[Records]
+---+

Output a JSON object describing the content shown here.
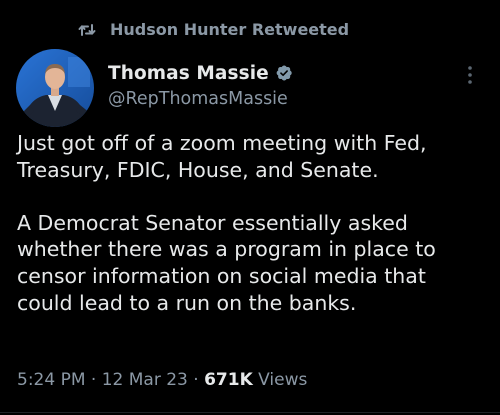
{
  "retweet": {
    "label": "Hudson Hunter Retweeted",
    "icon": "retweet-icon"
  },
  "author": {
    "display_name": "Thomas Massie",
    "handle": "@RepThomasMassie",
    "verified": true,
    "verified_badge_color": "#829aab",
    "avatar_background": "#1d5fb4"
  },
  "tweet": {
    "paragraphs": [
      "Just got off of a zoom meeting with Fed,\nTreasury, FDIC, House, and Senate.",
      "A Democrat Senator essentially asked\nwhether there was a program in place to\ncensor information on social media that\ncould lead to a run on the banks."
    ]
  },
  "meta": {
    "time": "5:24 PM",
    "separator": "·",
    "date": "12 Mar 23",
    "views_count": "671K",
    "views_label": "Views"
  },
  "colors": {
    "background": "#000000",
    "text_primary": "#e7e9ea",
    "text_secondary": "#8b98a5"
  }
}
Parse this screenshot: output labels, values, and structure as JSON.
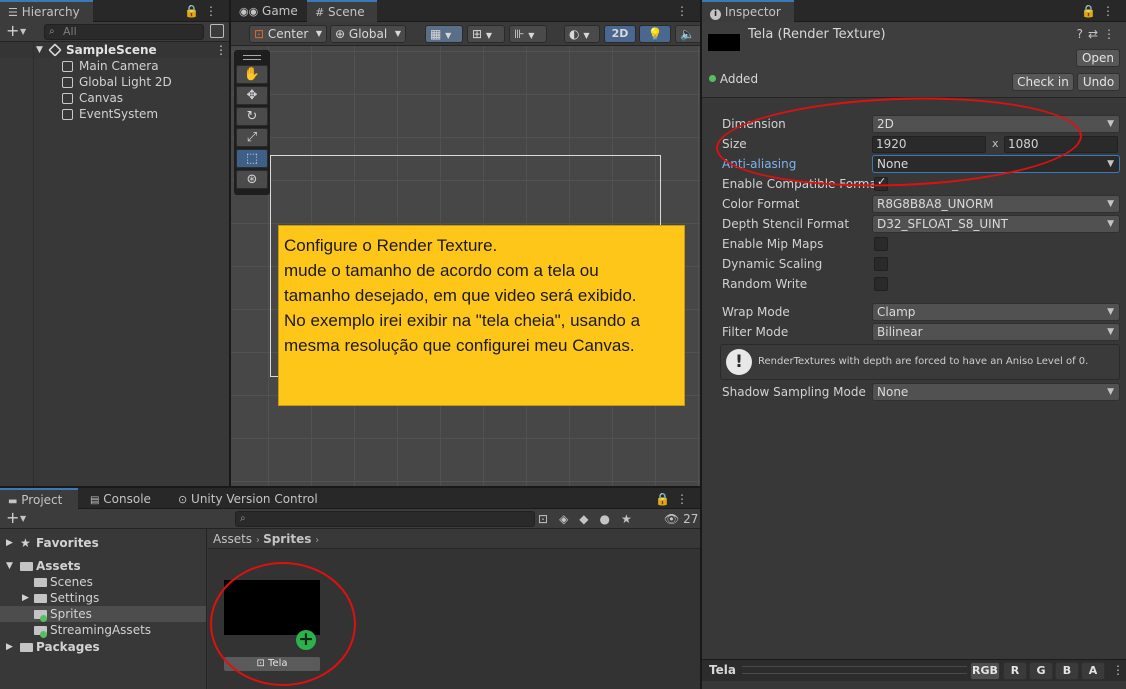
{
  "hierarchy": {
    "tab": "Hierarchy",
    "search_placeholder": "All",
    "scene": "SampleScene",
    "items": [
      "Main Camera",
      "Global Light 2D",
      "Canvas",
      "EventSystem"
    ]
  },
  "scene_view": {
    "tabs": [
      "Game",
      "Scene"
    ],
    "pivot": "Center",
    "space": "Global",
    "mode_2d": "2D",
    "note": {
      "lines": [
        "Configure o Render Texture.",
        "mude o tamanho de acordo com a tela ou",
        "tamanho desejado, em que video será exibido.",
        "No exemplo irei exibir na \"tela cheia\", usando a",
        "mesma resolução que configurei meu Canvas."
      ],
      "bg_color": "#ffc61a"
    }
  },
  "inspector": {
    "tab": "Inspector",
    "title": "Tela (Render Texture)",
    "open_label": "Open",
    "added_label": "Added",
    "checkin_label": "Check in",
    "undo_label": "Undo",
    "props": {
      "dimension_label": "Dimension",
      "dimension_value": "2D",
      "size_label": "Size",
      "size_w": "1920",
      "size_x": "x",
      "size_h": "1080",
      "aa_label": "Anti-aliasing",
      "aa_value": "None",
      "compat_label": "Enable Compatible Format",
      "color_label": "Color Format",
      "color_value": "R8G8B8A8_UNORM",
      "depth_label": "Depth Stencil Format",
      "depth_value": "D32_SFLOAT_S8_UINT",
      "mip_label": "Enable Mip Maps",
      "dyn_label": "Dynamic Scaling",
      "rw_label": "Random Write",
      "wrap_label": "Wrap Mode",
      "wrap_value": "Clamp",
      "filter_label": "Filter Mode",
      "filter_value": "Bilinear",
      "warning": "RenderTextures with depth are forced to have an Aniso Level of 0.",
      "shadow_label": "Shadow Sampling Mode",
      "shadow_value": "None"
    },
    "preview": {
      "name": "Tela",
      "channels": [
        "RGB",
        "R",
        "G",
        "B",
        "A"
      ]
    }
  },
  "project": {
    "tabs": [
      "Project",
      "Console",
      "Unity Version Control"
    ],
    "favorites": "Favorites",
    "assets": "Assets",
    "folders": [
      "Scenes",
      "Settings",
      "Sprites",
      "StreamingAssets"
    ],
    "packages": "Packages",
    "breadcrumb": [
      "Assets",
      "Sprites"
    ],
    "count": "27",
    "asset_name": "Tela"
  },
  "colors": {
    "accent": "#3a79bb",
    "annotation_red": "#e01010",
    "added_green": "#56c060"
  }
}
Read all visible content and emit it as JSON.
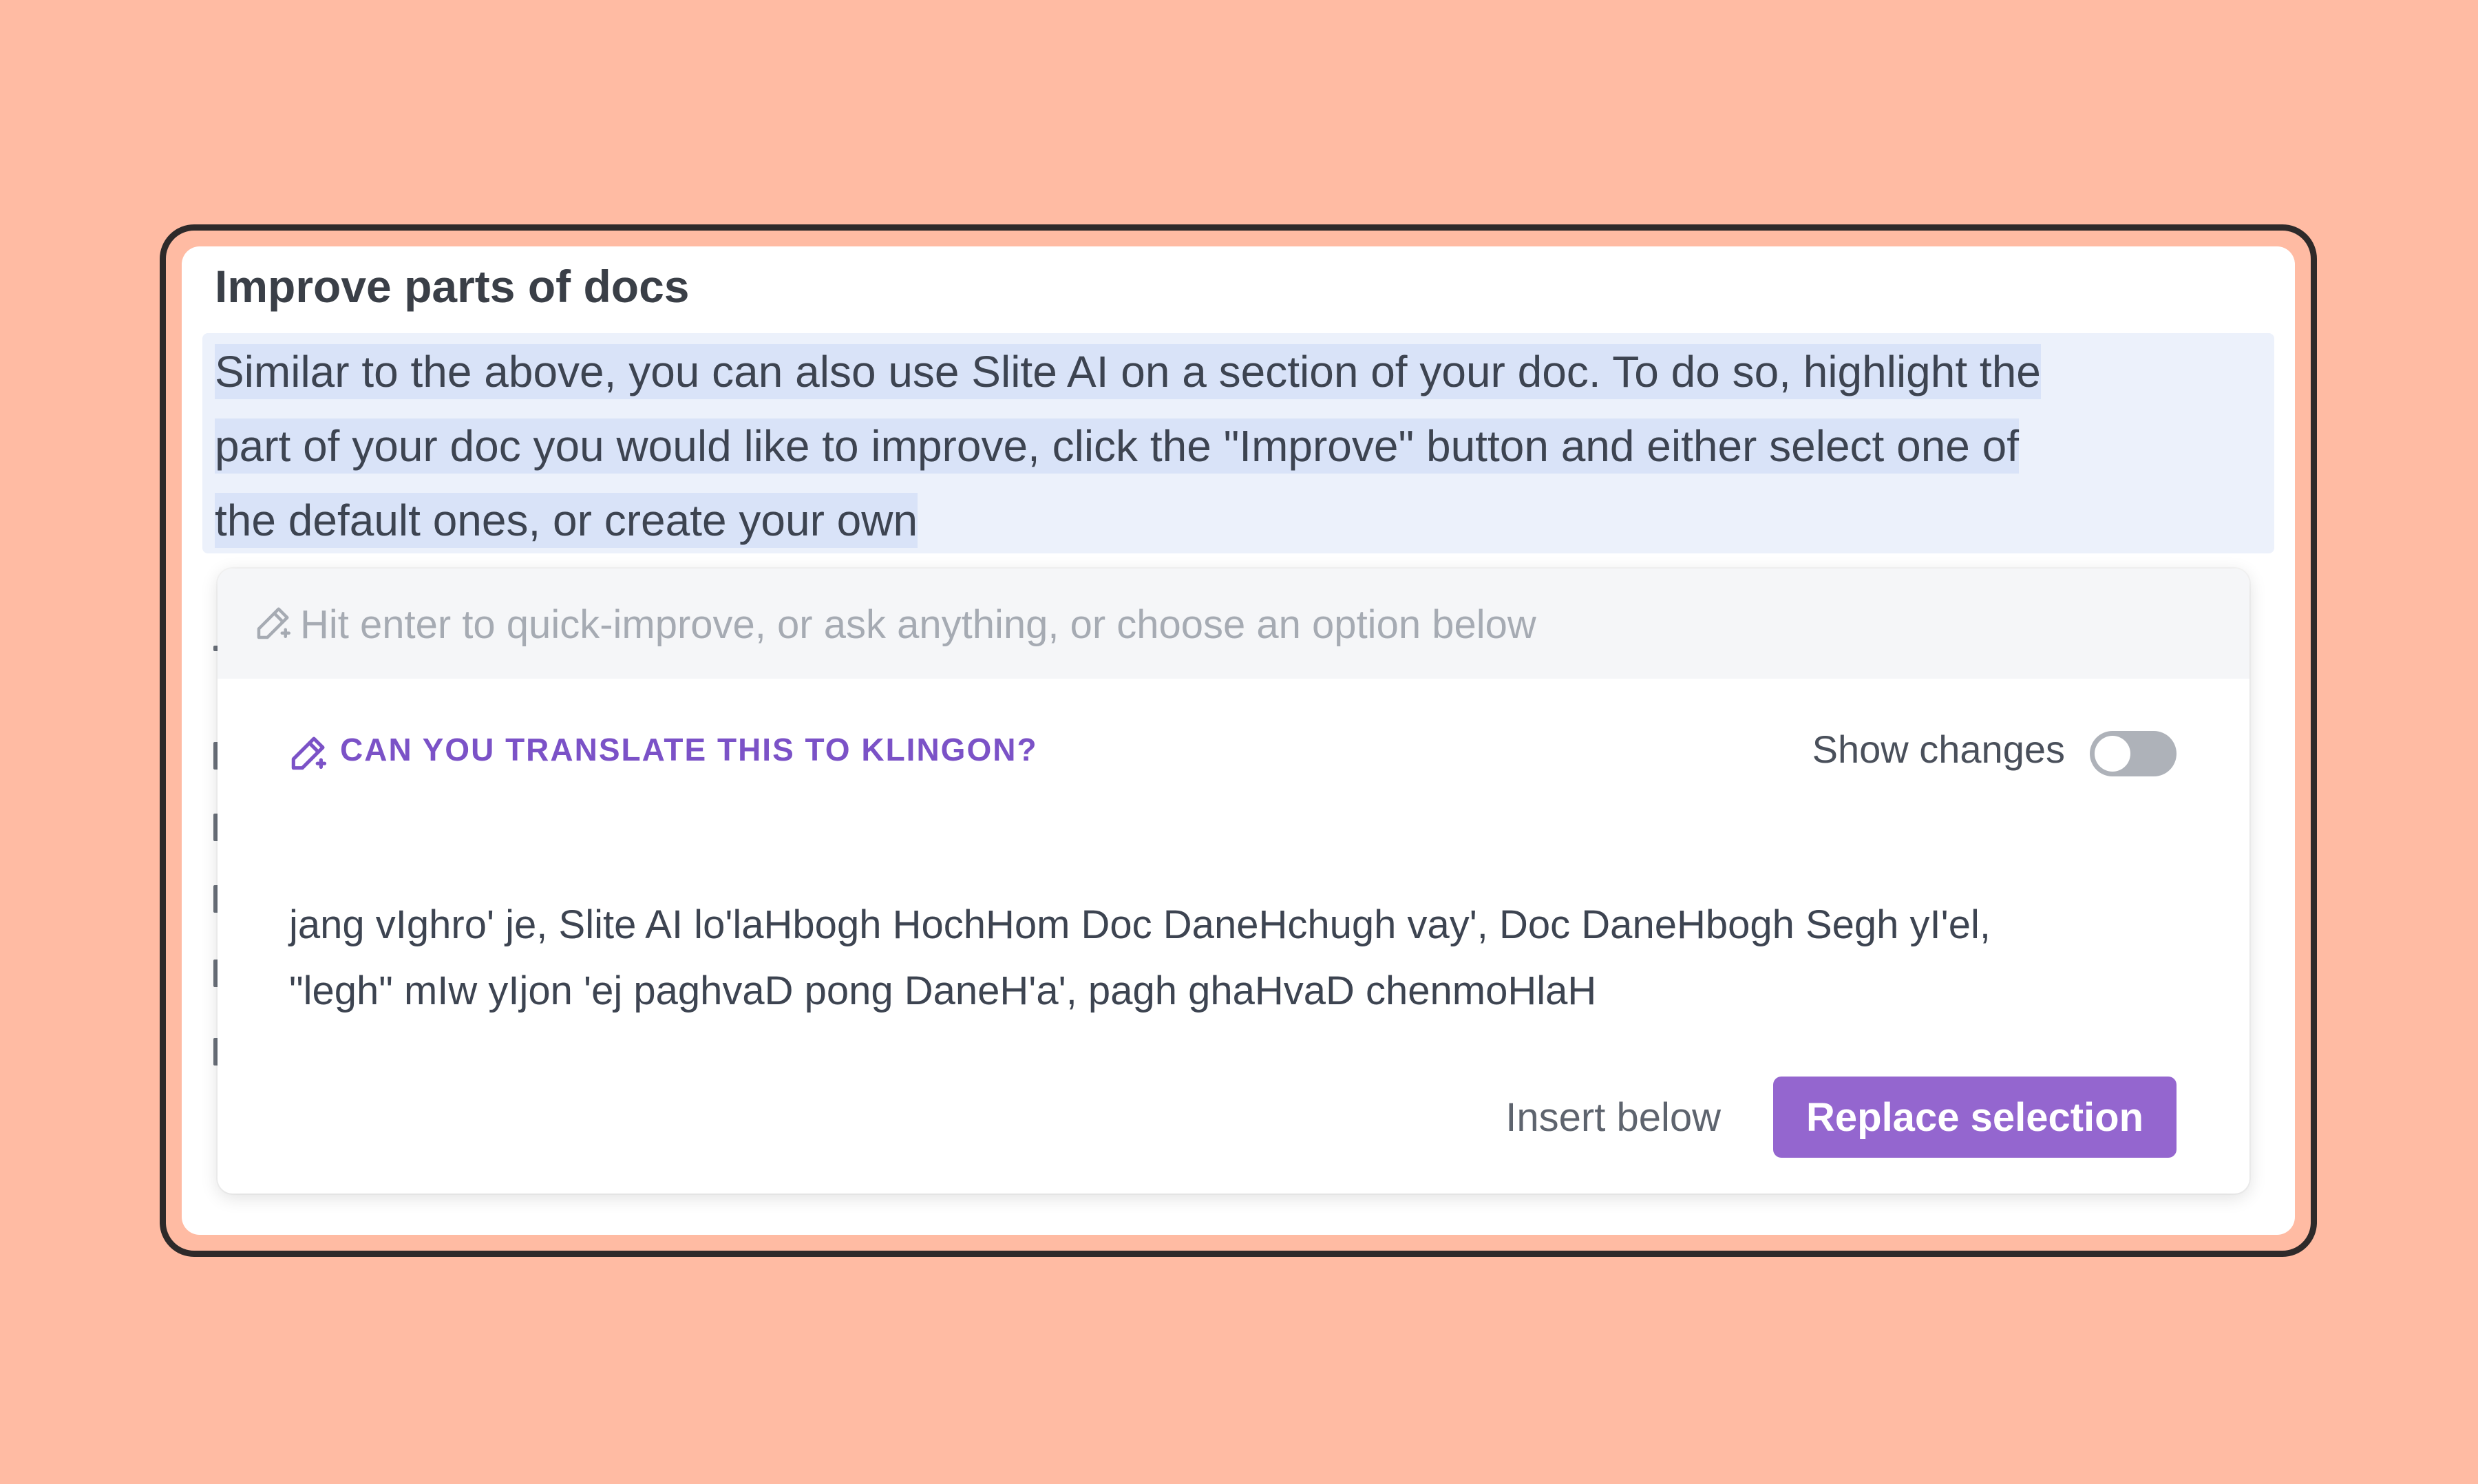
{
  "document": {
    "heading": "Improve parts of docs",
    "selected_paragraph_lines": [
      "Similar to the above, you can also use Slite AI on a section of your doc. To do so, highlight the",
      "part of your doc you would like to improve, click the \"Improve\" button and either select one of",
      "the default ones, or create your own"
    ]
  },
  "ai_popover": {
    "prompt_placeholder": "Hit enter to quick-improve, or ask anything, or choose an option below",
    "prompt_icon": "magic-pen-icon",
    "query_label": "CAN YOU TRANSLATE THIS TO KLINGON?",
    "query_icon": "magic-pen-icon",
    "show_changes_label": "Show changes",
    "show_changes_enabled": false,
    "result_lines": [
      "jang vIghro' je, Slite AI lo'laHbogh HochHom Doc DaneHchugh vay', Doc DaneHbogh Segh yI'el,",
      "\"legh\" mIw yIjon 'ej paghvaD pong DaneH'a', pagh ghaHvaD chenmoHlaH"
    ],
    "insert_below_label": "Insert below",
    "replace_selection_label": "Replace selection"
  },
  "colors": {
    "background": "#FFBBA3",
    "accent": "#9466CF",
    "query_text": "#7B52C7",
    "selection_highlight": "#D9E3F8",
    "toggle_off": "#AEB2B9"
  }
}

+---+

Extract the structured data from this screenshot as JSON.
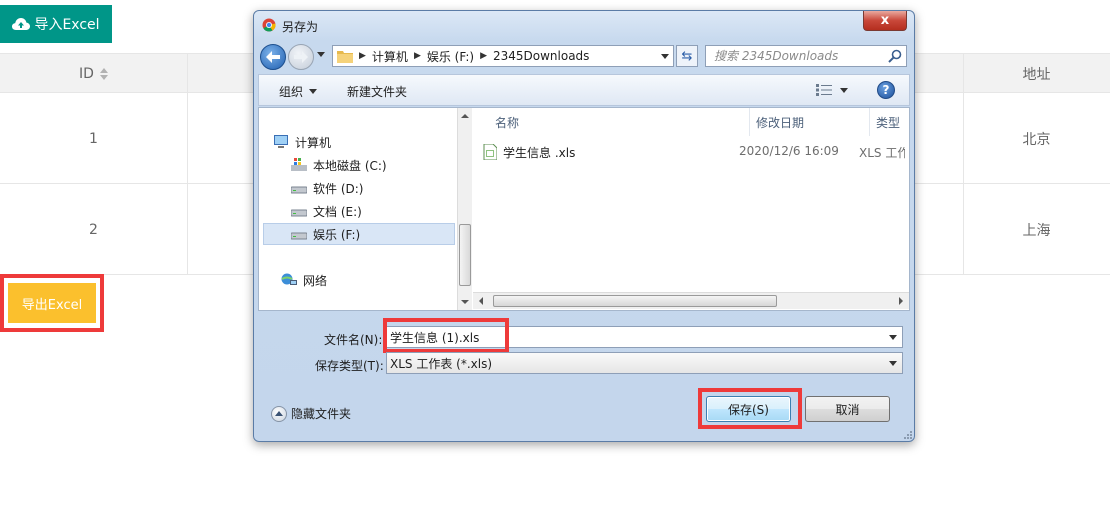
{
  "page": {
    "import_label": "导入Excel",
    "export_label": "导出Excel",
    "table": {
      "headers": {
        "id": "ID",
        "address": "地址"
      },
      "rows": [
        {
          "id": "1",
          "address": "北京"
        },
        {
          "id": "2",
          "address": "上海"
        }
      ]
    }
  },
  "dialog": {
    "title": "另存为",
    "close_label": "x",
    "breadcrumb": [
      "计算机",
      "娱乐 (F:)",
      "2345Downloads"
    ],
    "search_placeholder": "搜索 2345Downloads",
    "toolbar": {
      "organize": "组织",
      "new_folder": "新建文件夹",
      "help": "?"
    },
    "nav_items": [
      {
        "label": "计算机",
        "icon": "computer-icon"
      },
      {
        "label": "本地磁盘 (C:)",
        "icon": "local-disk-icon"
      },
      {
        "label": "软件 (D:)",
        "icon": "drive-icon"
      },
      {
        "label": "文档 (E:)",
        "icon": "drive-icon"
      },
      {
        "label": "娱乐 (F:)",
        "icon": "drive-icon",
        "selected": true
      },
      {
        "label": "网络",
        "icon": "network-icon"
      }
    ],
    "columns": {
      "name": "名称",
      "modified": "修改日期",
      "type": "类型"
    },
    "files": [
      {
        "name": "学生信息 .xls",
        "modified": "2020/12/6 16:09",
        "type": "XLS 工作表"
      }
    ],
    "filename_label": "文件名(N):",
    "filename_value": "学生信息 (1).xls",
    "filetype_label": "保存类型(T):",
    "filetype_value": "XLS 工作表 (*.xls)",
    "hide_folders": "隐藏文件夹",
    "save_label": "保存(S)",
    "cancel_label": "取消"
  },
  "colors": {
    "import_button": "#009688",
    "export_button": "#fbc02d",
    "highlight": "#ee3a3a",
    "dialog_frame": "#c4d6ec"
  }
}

+---+

## TASK DETAILS
Find all the lines containing "Canvas" in the material, then copy them.

## FINISHED ANSWER
      "Canvas",
        "mesma resolução que configurei meu Canvas."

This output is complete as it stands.